LISTED ENTRIES
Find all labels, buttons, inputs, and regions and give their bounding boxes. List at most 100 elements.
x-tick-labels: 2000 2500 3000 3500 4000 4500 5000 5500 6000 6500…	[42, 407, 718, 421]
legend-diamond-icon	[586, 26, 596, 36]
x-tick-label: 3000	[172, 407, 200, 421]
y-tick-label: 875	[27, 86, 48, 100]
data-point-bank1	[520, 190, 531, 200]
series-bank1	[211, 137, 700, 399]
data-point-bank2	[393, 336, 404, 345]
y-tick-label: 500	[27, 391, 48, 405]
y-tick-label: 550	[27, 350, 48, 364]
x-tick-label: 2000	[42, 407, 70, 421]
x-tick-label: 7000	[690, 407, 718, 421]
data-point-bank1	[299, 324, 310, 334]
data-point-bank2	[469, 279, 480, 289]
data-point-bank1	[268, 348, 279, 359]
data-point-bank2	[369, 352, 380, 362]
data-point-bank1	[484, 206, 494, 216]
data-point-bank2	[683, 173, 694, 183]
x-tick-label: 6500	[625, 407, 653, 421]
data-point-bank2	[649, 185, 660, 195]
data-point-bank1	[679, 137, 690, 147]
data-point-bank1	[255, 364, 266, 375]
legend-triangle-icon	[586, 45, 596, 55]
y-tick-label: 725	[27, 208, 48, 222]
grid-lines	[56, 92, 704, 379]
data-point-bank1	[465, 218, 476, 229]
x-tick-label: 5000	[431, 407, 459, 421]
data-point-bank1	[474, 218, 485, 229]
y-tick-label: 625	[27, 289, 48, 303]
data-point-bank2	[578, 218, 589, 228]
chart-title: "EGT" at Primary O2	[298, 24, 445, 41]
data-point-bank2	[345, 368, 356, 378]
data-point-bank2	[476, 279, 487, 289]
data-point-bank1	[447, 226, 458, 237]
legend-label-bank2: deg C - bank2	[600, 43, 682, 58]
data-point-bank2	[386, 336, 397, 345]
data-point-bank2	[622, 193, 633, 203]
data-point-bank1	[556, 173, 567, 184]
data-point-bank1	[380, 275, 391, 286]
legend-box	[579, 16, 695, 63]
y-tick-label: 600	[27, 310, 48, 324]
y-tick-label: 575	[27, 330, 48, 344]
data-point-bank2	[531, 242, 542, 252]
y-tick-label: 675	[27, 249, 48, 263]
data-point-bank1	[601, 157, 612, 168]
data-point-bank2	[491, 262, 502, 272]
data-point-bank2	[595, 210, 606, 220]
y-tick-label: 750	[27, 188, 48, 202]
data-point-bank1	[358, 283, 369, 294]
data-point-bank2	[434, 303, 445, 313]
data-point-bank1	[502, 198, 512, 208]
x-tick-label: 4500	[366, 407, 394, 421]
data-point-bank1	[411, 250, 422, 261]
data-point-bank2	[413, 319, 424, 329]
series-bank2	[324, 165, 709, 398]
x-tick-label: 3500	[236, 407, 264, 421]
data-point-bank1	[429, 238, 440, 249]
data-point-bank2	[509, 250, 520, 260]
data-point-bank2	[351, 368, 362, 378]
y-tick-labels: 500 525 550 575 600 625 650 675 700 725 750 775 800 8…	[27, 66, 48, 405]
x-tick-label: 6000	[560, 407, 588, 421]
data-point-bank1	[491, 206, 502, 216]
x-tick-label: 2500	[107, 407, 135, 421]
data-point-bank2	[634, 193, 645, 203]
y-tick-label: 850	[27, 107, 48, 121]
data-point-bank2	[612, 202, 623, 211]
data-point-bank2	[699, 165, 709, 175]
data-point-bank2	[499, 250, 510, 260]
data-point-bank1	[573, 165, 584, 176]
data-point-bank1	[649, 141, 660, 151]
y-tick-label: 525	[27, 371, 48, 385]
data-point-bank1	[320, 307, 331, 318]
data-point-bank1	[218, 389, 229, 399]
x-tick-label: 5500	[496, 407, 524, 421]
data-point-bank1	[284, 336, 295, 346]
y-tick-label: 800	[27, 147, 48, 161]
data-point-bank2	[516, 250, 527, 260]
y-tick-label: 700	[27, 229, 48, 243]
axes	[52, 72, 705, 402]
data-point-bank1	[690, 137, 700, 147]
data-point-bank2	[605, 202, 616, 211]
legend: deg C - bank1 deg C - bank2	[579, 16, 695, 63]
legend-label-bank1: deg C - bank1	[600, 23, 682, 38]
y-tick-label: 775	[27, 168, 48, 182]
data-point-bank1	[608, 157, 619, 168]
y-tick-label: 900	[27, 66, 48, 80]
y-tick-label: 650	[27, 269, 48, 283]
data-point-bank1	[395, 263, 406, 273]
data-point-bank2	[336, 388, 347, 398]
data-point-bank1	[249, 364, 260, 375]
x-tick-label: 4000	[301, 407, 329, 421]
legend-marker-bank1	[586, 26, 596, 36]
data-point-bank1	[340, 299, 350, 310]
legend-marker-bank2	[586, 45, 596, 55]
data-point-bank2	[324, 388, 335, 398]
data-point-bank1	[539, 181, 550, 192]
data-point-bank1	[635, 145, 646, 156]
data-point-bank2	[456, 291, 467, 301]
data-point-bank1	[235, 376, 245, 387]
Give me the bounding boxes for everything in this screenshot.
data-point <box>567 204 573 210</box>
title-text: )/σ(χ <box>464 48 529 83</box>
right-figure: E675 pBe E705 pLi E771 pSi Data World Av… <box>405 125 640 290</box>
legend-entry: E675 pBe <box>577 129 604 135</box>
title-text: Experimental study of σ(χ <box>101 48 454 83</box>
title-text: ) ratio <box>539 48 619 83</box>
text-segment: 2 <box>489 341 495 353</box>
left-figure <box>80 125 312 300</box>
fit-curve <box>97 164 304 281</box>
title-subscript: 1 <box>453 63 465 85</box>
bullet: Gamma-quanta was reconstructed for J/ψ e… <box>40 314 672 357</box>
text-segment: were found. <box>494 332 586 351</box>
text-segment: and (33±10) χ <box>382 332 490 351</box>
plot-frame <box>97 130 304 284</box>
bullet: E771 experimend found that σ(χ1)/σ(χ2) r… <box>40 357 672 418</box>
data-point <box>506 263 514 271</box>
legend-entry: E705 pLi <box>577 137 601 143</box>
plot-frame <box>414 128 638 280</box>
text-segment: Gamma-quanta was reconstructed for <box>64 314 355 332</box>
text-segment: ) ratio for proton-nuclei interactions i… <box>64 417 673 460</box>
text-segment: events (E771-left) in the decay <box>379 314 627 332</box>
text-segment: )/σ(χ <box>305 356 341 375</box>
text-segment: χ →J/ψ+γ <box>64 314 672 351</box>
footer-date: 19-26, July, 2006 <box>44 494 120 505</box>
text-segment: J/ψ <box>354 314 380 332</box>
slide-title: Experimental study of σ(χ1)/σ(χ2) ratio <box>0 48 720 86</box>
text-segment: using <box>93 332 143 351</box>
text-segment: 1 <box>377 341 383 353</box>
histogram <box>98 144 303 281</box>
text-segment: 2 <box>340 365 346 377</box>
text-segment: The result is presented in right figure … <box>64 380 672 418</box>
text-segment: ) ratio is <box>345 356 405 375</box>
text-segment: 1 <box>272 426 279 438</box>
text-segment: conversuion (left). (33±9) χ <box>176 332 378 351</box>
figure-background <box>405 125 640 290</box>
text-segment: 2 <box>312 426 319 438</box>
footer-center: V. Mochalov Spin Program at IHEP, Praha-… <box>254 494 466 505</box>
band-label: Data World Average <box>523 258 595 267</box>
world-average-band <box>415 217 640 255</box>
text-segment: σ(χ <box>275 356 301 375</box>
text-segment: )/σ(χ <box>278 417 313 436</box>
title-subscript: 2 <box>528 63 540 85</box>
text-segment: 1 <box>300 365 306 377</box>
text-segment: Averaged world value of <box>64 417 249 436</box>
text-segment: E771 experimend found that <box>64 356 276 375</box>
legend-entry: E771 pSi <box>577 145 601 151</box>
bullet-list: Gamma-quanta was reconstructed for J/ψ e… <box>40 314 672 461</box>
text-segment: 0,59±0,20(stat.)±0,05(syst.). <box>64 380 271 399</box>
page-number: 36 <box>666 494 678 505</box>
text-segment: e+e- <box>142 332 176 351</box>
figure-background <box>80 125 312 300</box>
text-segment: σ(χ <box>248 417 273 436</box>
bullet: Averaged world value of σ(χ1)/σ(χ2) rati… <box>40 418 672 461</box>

PROBLEM REQUIREMENTS
Rewrite the rows from the first one through the line containing "407, 459, 421]", changing every "data-point-bank2" to "marker-bank2" and leaving everything else as it is.

OUTPUT OF THE TASK
Find all labels, buttons, inputs, and regions and give their bounding boxes. List at most 100 elements.
x-tick-labels: 2000 2500 3000 3500 4000 4500 5000 5500 6000 6500…	[42, 407, 718, 421]
legend-diamond-icon	[586, 26, 596, 36]
x-tick-label: 3000	[172, 407, 200, 421]
y-tick-label: 875	[27, 86, 48, 100]
data-point-bank1	[520, 190, 531, 200]
series-bank1	[211, 137, 700, 399]
marker-bank2	[393, 336, 404, 345]
y-tick-label: 500	[27, 391, 48, 405]
y-tick-label: 550	[27, 350, 48, 364]
x-tick-label: 2000	[42, 407, 70, 421]
x-tick-label: 7000	[690, 407, 718, 421]
data-point-bank1	[299, 324, 310, 334]
marker-bank2	[469, 279, 480, 289]
data-point-bank1	[268, 348, 279, 359]
marker-bank2	[369, 352, 380, 362]
data-point-bank1	[484, 206, 494, 216]
marker-bank2	[683, 173, 694, 183]
x-tick-label: 6500	[625, 407, 653, 421]
marker-bank2	[649, 185, 660, 195]
data-point-bank1	[679, 137, 690, 147]
data-point-bank1	[255, 364, 266, 375]
legend-triangle-icon	[586, 45, 596, 55]
y-tick-label: 725	[27, 208, 48, 222]
grid-lines	[56, 92, 704, 379]
data-point-bank1	[465, 218, 476, 229]
x-tick-label: 5000	[431, 407, 459, 421]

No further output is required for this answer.